DOCUMENT EXCERPT.
Built in two sizes, the sponsons are fabricated from grade A and grade AH 36 high tensile strength steel plate in thicknesses of 12 mm to 15 mm. The 14 larger sponsons measure 10.5 m by 11.5 m, and stand 33.05 m tall, or about 10 stories. The shorter ones are 21.8 m tall, but have the same footprint.
At Fincantieri’s shipyards, welders use a mix of automated welding, submerged arc welding with inert gas and flux cored arc welding. At the wreck site, welders employ semi-automatic welding, using flux cored self-shielded wire in 1.7 mm diameter, as well as manual welding with stick electrodes. Typically, 10 welders are working on-site per shift, says Vercellone.
When the ship is rolled upright and stabilized on the platforms, the starboard side sponsons won’t be welded on. Instead, they’ll be positioned with 3,000 m long, 133 mm diameter anchor-size chains and 83 mm diameter, 3,000-m-long wire ropes each anchored to a strong point on the port side, passing below the hull. While positioning and welding of the port side sponsons take about one week each, the starboard counterparts only need about four days.
Lifting the platforms and sponsons into position is the Svenja, a vessel built by Hamburg, Germany-based Sal Heavy Lift. It’s a serious leviathan of a ship, equipped with two 2,200-ton capacity cranes meant for handling these formidable steel structures. The Micoperi 30 heavy lift crane vessel is also on-site. To illustrate how much steel is being used in the salvage, the platforms and sponsons weigh a combined 21,906 tons. In steel alone, that equates to three times the Eiffel Tower (7,300 tons), more than four times the Gateway Arch (5,199 tons) and less than one-third of the Golden Gate Bridge (83,000 tons).
At the time of its launch in 2005, the Costa Concordia became Italy’s largest cruise ship. Preceding the launch was the welding of a coin to the base of the mainmast—a tradition meant to bode well for a vessel. The same metalworking method has since been used to keep the sea from claiming it completely. After the accident, Italian authorities had technically designated the wreck as a crime scene, alleging negligence on the part of the captain, because the accident resulted in 32 deaths and two missing.
Now, with about a third of its hull above water, streaks of rust run down the bow next to the ship’s name (although rust and corrosion aren’t concerns). Weather is among the biggest worries of the engineers, as each storm puts more stress on the stricken ship. On land, the residents of Giglio Island are mentally tired, as the influx of activity surrounding the salvage disrupted the quiet community, says Giorgio Fanciuli, editor of GiglioNews, the island’s online newspaper.
“Everyone would like that [the spotlight will soon be darkened],” he says. If all goes as planned, Giglio Island will return to a low profile sometime in September when the parbuckling is slated to happen. The ship’s structural integrity isn’t 100 percent, thus the actual rotation, a delicate and closely monitored process, will take a few days.

DATA EXTRACT.
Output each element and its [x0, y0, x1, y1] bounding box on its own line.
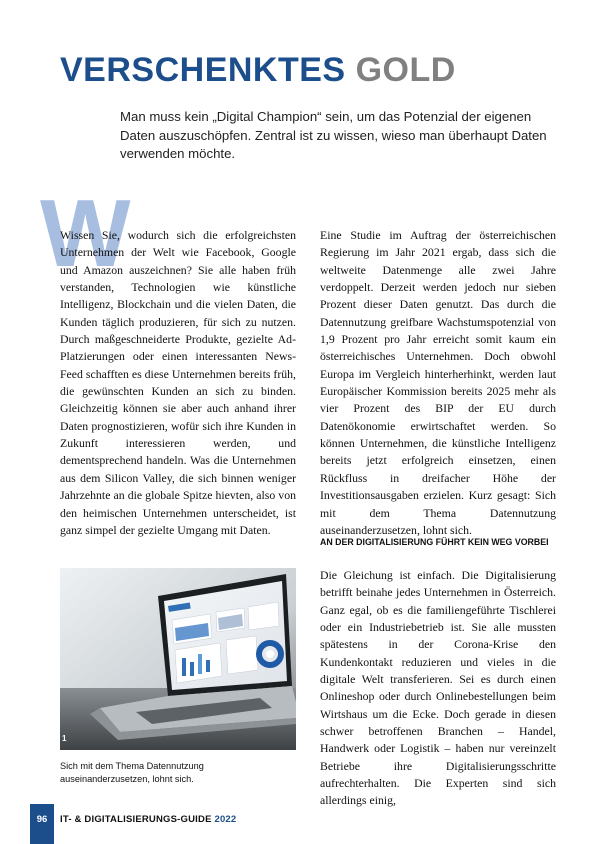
- figure-number: 1: [62, 734, 67, 743]
- article-lead: Man muss kein „Digital Champion“ sein, um das Potenzial der eigenen Daten auszuschöpfen. Zentral ist zu wissen, wieso man überhaupt Daten verwenden möchte.: [120, 109, 547, 161]
- body-column-1: Wissen Sie, wodurch sich die erfolgreichsten Unternehmen der Welt wie Facebook, Google und Amazon auszeichnen? Sie alle haben früh verstanden, Technologien wie künstliche Intelligenz, Blockchain und die vielen Daten, die Kunden täglich produzieren, für sich zu nutzen. Durch maßgeschneiderte Produkte, gezielte Ad-Platzierungen oder einen interessanten News-Feed schafften es diese Unternehmen bereits früh, die gewünschten Kunden an sich zu binden. Gleichzeitig können sie aber auch anhand ihrer Daten prognostizieren, wofür sich ihre Kunden in Zukunft interessieren werden, und dementsprechend handeln. Was die Unternehmen aus dem Silicon Valley, die sich binnen weniger Jahrzehnte an die globale Spitze hievten, also von den heimischen Unternehmen unterscheidet, ist ganz simpel der gezielte Umgang mit Daten.: [60, 228, 296, 537]
- title-part-blue: VERSCHENKTES: [60, 51, 356, 89]
- drop-cap: W: [40, 180, 131, 287]
- article-title: [60, 52, 456, 88]
- publication-year: 2022: [214, 814, 237, 825]
- title-part-grey: GOLD: [355, 51, 456, 89]
- section-subheading: AN DER DIGITALISIERUNG FÜHRT KEIN WEG VORBEI: [320, 537, 549, 547]
- publication-title: IT- & DIGITALISIERUNGS-GUIDE: [60, 814, 215, 825]
- running-footer: [60, 814, 236, 825]
- figure-caption: Sich mit dem Thema Datennutzung auseinanderzusetzen, lohnt sich.: [60, 761, 204, 784]
- laptop-photo: [60, 568, 296, 750]
- body-column-2: Eine Studie im Auftrag der österreichischen Regierung im Jahr 2021 ergab, dass sich die weltweite Datenmenge alle zwei Jahre verdoppelt. Derzeit werden jedoch nur sieben Prozent dieser Daten genutzt. Das durch die Datennutzung greifbare Wachstumspotenzial von 1,9 Prozent pro Jahr erreicht somit kaum ein österreichisches Unternehmen. Doch obwohl Europa im Vergleich hinterherhinkt, werden laut Europäischer Kommission bereits 2025 mehr als vier Prozent des BIP der EU durch Datenökonomie erwirtschaftet werden. So können Unternehmen, die künstliche Intelligenz bereits jetzt erfolgreich einsetzen, einen Rückfluss in dreifacher Höhe der Investitionsausgaben erzielen. Kurz gesagt: Sich mit dem Thema Datennutzung auseinanderzusetzen, lohnt sich.: [320, 228, 556, 537]
- laptop-illustration: [60, 568, 296, 750]
- page-number: 96: [36, 814, 48, 825]
- body-column-2-continued: Die Gleichung ist einfach. Die Digitalisierung betrifft beinahe jedes Unternehmen in Österreich. Ganz egal, ob es die familiengeführte Tischlerei oder ein Industriebetrieb ist. Sie alle mussten spätestens in der Corona-Krise den Kundenkontakt reduzieren und vieles in die digitale Welt transferieren. Sei es durch einen Onlineshop oder durch Onlinebestellungen beim Wirtshaus um die Ecke. Doch gerade in diesen schwer betroffenen Branchen – Handel, Handwerk oder Logistik – haben nur vereinzelt Betriebe ihre Digitalisierungsschritte aufrechterhalten. Die Experten sind sich allerdings einig,: [320, 568, 556, 808]
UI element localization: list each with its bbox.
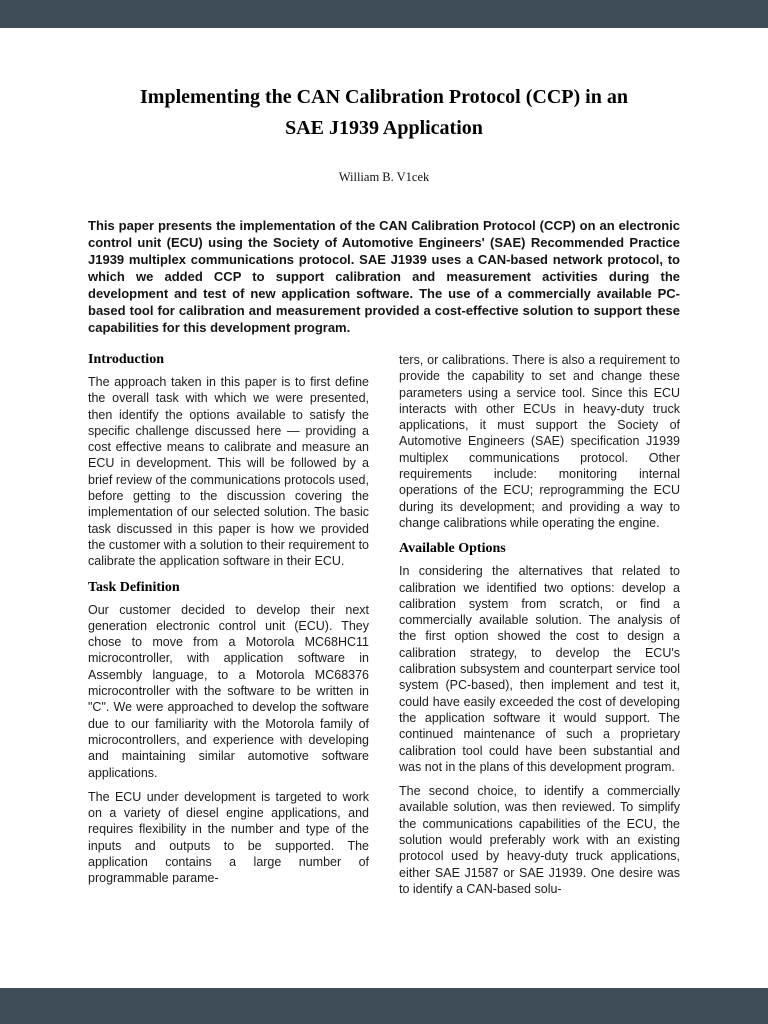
section-heading-task-definition: Task Definition <box>88 579 180 595</box>
section-heading-introduction: Introduction <box>88 352 164 367</box>
paragraph: In considering the alternatives that related to calibration we identified two options: develop a calibration system from scratch, or find a commercially available solution. The analysis of the first option showed the cost to design a calibration strategy, to develop the ECU's calibration subsystem and counterpart service tool system (PC-based), then implement and test it, could have easily exceeded the cost of developing the application software it would support. The continued maintenance of such a proprietary calibration tool could have been substantial and was not in the plans of this development program. <box>399 564 680 774</box>
viewer-top-bar <box>0 0 768 28</box>
paper-title-line1: Implementing the CAN Calibration Protocol (CCP) in an <box>140 86 628 108</box>
paragraph: The approach taken in this paper is to first define the overall task with which we were presented, then identify the options available to satisfy the specific challenge discussed here — providing a cost effective means to calibrate and measure an ECU in development. This will be followed by a brief review of the communications protocols used, before getting to the discussion covering the implementation of our selected solution. The basic task discussed in this paper is how we provided the customer with a solution to their requirement to calibrate the application software in their ECU. <box>88 375 369 569</box>
left-column <box>88 352 369 905</box>
right-column <box>399 352 680 905</box>
paper-title <box>88 82 680 144</box>
section-heading-available-options: Available Options <box>399 541 506 557</box>
paragraph: The ECU under development is targeted to work on a variety of diesel engine applications, and requires flexibility in the number and type of the inputs and outputs to be supported. The application contains a large number of programmable parame- <box>88 789 369 886</box>
document-page <box>0 28 768 988</box>
paper-title-line2: SAE J1939 Application <box>285 117 483 139</box>
two-column-body <box>88 352 680 905</box>
paper-author: William B. V1cek <box>338 170 430 184</box>
paragraph: Our customer decided to develop their next generation electronic control unit (ECU). They chose to move from a Motorola MC68HC11 microcontroller, with application software in Assembly language, to a Motorola MC68376 microcontroller with the software to be written in "C". We were approached to develop the software due to our familiarity with the Motorola family of microcontrollers, and experience with developing and maintaining similar automotive software applications. <box>88 602 369 780</box>
paragraph: ters, or calibrations. There is also a requirement to provide the capability to set and change these parameters using a service tool. Since this ECU interacts with other ECUs in heavy-duty truck applications, it must support the Society of Automotive Engineers (SAE) specification J1939 multiplex communications protocol. Other requirements include: monitoring internal operations of the ECU; reprogramming the ECU during its development; and providing a way to change calibrations while operating the engine. <box>399 353 680 530</box>
paragraph: The second choice, to identify a commercially available solution, was then reviewed. To simplify the communications capabilities of the ECU, the solution would preferably work with an existing protocol used by heavy-duty truck applications, either SAE J1587 or SAE J1939. One desire was to identify a CAN-based solu- <box>399 784 680 896</box>
paper-abstract: This paper presents the implementation of the CAN Calibration Protocol (CCP) on an electronic control unit (ECU) using the Society of Automotive Engineers' (SAE) Recommended Practice J1939 multiplex communications protocol. SAE J1939 uses a CAN-based network protocol, to which we added CCP to support calibration and measurement activities during the development and test of new application software. The use of a commercially available PC-based tool for calibration and measurement provided a cost-effective solution to support these capabilities for this development program. <box>88 218 680 335</box>
viewer-bottom-bar <box>0 988 768 1024</box>
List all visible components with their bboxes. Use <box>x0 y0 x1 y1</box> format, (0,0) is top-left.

LIST OF TASKS.
1. Reproduce the part of the Costa Concordia salvage text that opens with the words containing "Now, with about" and closes with "a few days.".
2. In the Costa Concordia salvage text, what is the combined weight of the platforms and sponsons?
3. Continue the Costa Concordia salvage text from its final sentence onward.
The lines have nothing to do with the Costa Concordia salvage text.

REPLIES.
1.
Now, with about a third of its hull above water, streaks of rust run down the bow next to the ship’s name (although rust and corrosion aren’t concerns). Weather is among the biggest worries of the engineers, as each storm puts more stress on the stricken ship. On land, the residents of Giglio Island are mentally tired, as the influx of activity surrounding the salvage disrupted the quiet community, says Giorgio Fanciuli, editor of GiglioNews, the island’s online newspaper.
“Everyone would like that [the spotlight will soon be darkened],” he says. If all goes as planned, Giglio Island will return to a low profile sometime in September when the parbuckling is slated to happen. The ship’s structural integrity isn’t 100 percent, thus the actual rotation, a delicate and closely monitored process, will take a few days.

2. 21,906 tons.

3.
This is how the parbuckling should work: The already-installed strand jacks will be tied with steel cables to the underwater steel platforms, as well as the 15 port side sponsons. When the strand jacks tighten, the ship will be rolled upright, while the cables connected to the starboard turrets help balance the roll.
After the ship is righted and the 15 starboard sponsons are attached, each taking on ballast, the ship will rest on a false bottom at an approximate depth of 30 m. The compressed air system will force air into the sponson ballast tanks, gradually pushing seawater out through sea chest valves. For the open/close main air supply valves, manifolds and sea chest valves use an instrument air system, which is actuated by pneumatic and electrical signals. Ballasting operations are carried out by opening the seawater intake valve, letting water flow into the tank for level differences. This eliminates the need for pumps to manage the ballast.
The air-filled sponsons should float the ship. At this point, about 18 m of the hull will remain submerged.
Where the Costa Concordia will officially be scrapped has yet to be determined. Large ports in Genoa, Taranto and Palermo, all harbors where Fincantieri has a presence, are suitable candidates. However, Piombino will most likely receive the ship. It’s a significantly smaller port, but it’s close by, only 45 miles to the north.
Luciano Guerrieri, president of the Port of Piombino, says whether the Costa Concordia gets scrapped at its port is contingent on infrastructure upgrades necessary to accommodate the vessel. The upgrade deadline for the port isn’t until early 2014.
In the meantime, the Tuscan Region has approved the regulatory plan of the port of Piombino, a key step in determining whether the port could be ready within the timetable laid down for the ship’s removal.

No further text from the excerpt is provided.